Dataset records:
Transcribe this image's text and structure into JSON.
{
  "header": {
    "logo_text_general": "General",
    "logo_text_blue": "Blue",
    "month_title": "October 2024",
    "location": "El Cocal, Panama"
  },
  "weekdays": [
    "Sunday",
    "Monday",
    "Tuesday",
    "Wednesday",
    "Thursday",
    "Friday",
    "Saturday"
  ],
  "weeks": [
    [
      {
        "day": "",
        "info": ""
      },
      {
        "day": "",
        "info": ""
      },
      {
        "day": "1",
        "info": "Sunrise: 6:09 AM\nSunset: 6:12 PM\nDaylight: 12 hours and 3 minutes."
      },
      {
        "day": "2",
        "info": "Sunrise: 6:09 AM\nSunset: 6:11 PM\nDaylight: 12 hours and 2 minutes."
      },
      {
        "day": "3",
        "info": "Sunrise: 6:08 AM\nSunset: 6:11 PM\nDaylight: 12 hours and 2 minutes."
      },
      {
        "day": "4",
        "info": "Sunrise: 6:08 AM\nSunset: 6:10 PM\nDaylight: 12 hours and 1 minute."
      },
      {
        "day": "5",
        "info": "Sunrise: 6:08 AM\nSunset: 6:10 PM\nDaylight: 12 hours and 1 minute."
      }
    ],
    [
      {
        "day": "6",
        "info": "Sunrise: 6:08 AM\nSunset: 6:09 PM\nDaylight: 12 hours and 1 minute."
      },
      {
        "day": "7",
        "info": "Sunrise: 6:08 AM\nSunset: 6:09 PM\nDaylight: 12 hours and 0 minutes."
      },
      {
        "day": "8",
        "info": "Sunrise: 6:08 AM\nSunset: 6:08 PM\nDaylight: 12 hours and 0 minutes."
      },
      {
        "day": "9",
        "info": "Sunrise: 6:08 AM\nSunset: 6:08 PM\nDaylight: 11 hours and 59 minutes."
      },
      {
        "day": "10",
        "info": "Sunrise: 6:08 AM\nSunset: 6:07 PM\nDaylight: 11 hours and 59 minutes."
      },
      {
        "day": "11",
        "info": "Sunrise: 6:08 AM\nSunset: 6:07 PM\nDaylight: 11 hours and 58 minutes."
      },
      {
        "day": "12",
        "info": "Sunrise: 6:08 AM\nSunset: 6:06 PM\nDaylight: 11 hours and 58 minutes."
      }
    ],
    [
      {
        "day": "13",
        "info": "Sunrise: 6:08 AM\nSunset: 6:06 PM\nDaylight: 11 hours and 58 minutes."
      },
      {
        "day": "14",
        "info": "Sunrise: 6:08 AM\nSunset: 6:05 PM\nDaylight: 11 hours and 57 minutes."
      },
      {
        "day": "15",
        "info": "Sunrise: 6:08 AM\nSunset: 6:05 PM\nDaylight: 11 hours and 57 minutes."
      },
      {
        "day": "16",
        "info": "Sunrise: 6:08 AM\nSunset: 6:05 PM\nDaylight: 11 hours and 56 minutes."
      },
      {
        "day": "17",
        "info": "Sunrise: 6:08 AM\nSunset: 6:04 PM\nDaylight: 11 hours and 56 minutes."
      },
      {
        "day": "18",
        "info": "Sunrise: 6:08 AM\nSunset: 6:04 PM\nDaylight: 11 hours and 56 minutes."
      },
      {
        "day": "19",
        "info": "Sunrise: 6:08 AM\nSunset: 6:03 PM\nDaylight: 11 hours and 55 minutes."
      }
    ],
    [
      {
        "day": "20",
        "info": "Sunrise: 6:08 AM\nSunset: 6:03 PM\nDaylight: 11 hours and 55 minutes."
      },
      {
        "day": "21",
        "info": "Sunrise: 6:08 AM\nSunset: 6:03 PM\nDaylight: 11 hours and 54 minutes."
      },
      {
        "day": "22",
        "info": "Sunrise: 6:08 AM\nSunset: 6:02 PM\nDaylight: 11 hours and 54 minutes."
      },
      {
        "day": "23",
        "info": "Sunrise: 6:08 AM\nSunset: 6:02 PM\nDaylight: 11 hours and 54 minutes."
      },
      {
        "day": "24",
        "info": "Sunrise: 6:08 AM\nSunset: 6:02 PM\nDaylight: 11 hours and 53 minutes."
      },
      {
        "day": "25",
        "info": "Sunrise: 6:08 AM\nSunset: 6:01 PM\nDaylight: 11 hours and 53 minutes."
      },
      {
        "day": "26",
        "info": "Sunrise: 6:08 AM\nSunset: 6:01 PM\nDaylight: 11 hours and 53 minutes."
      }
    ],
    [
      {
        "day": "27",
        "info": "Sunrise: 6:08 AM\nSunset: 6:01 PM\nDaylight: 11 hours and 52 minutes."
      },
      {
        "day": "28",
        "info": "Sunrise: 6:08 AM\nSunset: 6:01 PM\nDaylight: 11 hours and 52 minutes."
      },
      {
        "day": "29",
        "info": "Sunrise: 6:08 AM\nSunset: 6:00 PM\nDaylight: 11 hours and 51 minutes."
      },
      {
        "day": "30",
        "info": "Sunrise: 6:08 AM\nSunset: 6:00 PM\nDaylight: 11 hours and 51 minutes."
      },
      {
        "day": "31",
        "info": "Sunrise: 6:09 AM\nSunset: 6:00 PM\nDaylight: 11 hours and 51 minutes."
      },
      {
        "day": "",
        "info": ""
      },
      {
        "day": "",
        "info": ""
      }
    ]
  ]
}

Your instructions:
Quote all the records exactly, please, leaving none out.

Task result:
Transcribe this image's text and structure into JSON.
{
  "header": {
    "logo_text_general": "General",
    "logo_text_blue": "Blue",
    "month_title": "October 2024",
    "location": "El Cocal, Panama"
  },
  "weekdays": [
    "Sunday",
    "Monday",
    "Tuesday",
    "Wednesday",
    "Thursday",
    "Friday",
    "Saturday"
  ],
  "weeks": [
    [
      {
        "day": "",
        "info": ""
      },
      {
        "day": "",
        "info": ""
      },
      {
        "day": "1",
        "info": "Sunrise: 6:09 AM\nSunset: 6:12 PM\nDaylight: 12 hours and 3 minutes."
      },
      {
        "day": "2",
        "info": "Sunrise: 6:09 AM\nSunset: 6:11 PM\nDaylight: 12 hours and 2 minutes."
      },
      {
        "day": "3",
        "info": "Sunrise: 6:08 AM\nSunset: 6:11 PM\nDaylight: 12 hours and 2 minutes."
      },
      {
        "day": "4",
        "info": "Sunrise: 6:08 AM\nSunset: 6:10 PM\nDaylight: 12 hours and 1 minute."
      },
      {
        "day": "5",
        "info": "Sunrise: 6:08 AM\nSunset: 6:10 PM\nDaylight: 12 hours and 1 minute."
      }
    ],
    [
      {
        "day": "6",
        "info": "Sunrise: 6:08 AM\nSunset: 6:09 PM\nDaylight: 12 hours and 1 minute."
      },
      {
        "day": "7",
        "info": "Sunrise: 6:08 AM\nSunset: 6:09 PM\nDaylight: 12 hours and 0 minutes."
      },
      {
        "day": "8",
        "info": "Sunrise: 6:08 AM\nSunset: 6:08 PM\nDaylight: 12 hours and 0 minutes."
      },
      {
        "day": "9",
        "info": "Sunrise: 6:08 AM\nSunset: 6:08 PM\nDaylight: 11 hours and 59 minutes."
      },
      {
        "day": "10",
        "info": "Sunrise: 6:08 AM\nSunset: 6:07 PM\nDaylight: 11 hours and 59 minutes."
      },
      {
        "day": "11",
        "info": "Sunrise: 6:08 AM\nSunset: 6:07 PM\nDaylight: 11 hours and 58 minutes."
      },
      {
        "day": "12",
        "info": "Sunrise: 6:08 AM\nSunset: 6:06 PM\nDaylight: 11 hours and 58 minutes."
      }
    ],
    [
      {
        "day": "13",
        "info": "Sunrise: 6:08 AM\nSunset: 6:06 PM\nDaylight: 11 hours and 58 minutes."
      },
      {
        "day": "14",
        "info": "Sunrise: 6:08 AM\nSunset: 6:05 PM\nDaylight: 11 hours and 57 minutes."
      },
      {
        "day": "15",
        "info": "Sunrise: 6:08 AM\nSunset: 6:05 PM\nDaylight: 11 hours and 57 minutes."
      },
      {
        "day": "16",
        "info": "Sunrise: 6:08 AM\nSunset: 6:05 PM\nDaylight: 11 hours and 56 minutes."
      },
      {
        "day": "17",
        "info": "Sunrise: 6:08 AM\nSunset: 6:04 PM\nDaylight: 11 hours and 56 minutes."
      },
      {
        "day": "18",
        "info": "Sunrise: 6:08 AM\nSunset: 6:04 PM\nDaylight: 11 hours and 56 minutes."
      },
      {
        "day": "19",
        "info": "Sunrise: 6:08 AM\nSunset: 6:03 PM\nDaylight: 11 hours and 55 minutes."
      }
    ],
    [
      {
        "day": "20",
        "info": "Sunrise: 6:08 AM\nSunset: 6:03 PM\nDaylight: 11 hours and 55 minutes."
      },
      {
        "day": "21",
        "info": "Sunrise: 6:08 AM\nSunset: 6:03 PM\nDaylight: 11 hours and 54 minutes."
      },
      {
        "day": "22",
        "info": "Sunrise: 6:08 AM\nSunset: 6:02 PM\nDaylight: 11 hours and 54 minutes."
      },
      {
        "day": "23",
        "info": "Sunrise: 6:08 AM\nSunset: 6:02 PM\nDaylight: 11 hours and 54 minutes."
      },
      {
        "day": "24",
        "info": "Sunrise: 6:08 AM\nSunset: 6:02 PM\nDaylight: 11 hours and 53 minutes."
      },
      {
        "day": "25",
        "info": "Sunrise: 6:08 AM\nSunset: 6:01 PM\nDaylight: 11 hours and 53 minutes."
      },
      {
        "day": "26",
        "info": "Sunrise: 6:08 AM\nSunset: 6:01 PM\nDaylight: 11 hours and 53 minutes."
      }
    ],
    [
      {
        "day": "27",
        "info": "Sunrise: 6:08 AM\nSunset: 6:01 PM\nDaylight: 11 hours and 52 minutes."
      },
      {
        "day": "28",
        "info": "Sunrise: 6:08 AM\nSunset: 6:01 PM\nDaylight: 11 hours and 52 minutes."
      },
      {
        "day": "29",
        "info": "Sunrise: 6:08 AM\nSunset: 6:00 PM\nDaylight: 11 hours and 51 minutes."
      },
      {
        "day": "30",
        "info": "Sunrise: 6:08 AM\nSunset: 6:00 PM\nDaylight: 11 hours and 51 minutes."
      },
      {
        "day": "31",
        "info": "Sunrise: 6:09 AM\nSunset: 6:00 PM\nDaylight: 11 hours and 51 minutes."
      },
      {
        "day": "",
        "info": ""
      },
      {
        "day": "",
        "info": ""
      }
    ]
  ]
}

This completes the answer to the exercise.